-- Begin INPUT ROWS --

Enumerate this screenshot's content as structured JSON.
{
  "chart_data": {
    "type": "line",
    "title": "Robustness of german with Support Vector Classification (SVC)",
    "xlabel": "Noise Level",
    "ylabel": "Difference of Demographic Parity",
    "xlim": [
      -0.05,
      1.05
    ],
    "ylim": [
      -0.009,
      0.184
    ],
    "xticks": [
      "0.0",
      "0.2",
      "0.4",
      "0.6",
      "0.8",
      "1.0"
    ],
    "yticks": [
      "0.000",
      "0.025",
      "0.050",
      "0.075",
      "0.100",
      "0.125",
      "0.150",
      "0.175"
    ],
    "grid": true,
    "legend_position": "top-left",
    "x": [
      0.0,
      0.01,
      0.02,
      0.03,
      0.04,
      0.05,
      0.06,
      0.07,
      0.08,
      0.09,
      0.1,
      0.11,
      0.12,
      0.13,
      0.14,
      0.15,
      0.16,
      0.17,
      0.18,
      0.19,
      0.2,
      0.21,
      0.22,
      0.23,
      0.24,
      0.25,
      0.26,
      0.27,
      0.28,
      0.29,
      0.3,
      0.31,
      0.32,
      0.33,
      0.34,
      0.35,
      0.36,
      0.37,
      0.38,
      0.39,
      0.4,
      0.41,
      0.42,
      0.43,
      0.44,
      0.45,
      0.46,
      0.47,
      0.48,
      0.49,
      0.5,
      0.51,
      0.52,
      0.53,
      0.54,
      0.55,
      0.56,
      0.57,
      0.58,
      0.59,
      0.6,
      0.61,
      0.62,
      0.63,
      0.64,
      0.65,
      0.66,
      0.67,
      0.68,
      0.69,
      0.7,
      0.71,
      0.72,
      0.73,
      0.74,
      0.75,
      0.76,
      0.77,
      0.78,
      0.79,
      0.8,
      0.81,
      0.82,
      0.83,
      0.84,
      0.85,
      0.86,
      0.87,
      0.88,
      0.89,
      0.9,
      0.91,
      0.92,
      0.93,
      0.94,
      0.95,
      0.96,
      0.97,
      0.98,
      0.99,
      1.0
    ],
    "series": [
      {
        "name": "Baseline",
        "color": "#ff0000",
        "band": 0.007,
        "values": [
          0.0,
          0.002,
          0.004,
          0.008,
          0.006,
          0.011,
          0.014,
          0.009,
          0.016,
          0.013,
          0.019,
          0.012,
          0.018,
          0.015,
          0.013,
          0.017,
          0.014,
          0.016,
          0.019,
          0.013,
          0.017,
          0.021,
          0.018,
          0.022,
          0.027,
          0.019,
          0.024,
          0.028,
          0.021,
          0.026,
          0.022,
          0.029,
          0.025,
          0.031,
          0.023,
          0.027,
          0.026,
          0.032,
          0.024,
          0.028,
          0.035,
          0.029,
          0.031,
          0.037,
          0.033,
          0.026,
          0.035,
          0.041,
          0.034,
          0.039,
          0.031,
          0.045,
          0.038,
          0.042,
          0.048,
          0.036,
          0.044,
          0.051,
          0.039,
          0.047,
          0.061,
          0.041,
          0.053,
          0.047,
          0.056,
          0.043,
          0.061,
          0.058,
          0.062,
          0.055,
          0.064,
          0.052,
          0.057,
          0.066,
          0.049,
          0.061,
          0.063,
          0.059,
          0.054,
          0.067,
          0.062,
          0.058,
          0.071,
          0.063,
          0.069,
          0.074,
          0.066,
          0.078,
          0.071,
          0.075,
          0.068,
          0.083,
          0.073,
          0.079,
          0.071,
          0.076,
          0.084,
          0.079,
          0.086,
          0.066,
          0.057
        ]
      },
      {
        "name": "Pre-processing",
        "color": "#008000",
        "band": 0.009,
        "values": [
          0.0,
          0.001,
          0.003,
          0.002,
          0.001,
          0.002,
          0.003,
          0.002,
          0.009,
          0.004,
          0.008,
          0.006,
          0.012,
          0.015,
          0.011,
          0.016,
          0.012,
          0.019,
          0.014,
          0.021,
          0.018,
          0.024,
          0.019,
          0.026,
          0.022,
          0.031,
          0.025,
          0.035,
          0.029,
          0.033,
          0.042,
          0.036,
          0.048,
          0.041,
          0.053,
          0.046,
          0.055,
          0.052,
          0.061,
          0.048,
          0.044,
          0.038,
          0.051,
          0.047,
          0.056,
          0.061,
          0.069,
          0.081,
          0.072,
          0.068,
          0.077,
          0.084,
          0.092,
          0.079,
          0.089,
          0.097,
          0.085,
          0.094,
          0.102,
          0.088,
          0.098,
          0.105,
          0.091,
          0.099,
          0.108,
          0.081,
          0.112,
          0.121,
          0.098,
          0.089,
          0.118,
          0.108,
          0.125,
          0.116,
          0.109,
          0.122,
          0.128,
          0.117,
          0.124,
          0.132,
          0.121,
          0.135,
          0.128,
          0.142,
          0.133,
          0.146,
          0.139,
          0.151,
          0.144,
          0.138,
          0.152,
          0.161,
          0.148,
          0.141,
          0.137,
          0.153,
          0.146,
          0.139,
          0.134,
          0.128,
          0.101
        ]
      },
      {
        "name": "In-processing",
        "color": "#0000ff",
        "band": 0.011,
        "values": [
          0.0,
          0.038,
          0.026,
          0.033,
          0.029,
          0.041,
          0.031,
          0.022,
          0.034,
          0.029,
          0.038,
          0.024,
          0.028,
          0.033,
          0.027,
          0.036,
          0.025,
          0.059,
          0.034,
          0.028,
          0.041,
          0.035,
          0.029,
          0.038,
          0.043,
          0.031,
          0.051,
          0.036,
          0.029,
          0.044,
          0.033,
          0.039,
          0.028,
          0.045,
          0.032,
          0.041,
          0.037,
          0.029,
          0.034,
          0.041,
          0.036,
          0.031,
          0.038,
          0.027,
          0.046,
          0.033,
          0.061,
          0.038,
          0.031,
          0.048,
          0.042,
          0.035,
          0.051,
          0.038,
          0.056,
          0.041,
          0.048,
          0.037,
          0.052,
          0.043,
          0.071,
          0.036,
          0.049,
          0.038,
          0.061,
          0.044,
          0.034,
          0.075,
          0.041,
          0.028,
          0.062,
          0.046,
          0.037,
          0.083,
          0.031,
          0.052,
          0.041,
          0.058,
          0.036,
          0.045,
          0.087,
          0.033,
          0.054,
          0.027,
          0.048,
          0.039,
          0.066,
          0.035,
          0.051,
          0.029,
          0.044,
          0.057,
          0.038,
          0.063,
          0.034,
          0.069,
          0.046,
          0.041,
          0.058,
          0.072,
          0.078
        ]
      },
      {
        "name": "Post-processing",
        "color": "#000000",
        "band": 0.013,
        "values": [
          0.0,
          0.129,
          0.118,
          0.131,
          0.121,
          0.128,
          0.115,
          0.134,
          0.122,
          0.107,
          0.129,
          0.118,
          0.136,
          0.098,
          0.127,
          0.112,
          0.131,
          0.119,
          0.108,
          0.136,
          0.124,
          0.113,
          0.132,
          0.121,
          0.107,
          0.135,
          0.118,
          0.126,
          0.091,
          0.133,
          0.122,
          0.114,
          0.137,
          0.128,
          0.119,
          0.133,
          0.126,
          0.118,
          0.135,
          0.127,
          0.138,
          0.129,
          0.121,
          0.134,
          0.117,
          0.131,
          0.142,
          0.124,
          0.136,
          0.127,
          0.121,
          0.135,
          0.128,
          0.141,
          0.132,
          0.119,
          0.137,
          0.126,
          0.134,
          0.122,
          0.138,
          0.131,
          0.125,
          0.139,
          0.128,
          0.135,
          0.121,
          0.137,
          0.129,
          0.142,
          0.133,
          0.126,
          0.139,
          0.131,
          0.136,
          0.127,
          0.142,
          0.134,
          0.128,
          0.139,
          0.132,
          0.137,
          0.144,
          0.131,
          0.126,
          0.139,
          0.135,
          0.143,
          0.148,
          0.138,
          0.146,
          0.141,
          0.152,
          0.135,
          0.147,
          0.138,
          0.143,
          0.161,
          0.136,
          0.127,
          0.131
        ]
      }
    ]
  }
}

-- End INPUT ROWS --

SHORT EXERCISE: Tally the lines of the listing above that include the word "processing". Answer with the number alone.

ANSWER BELOW: 3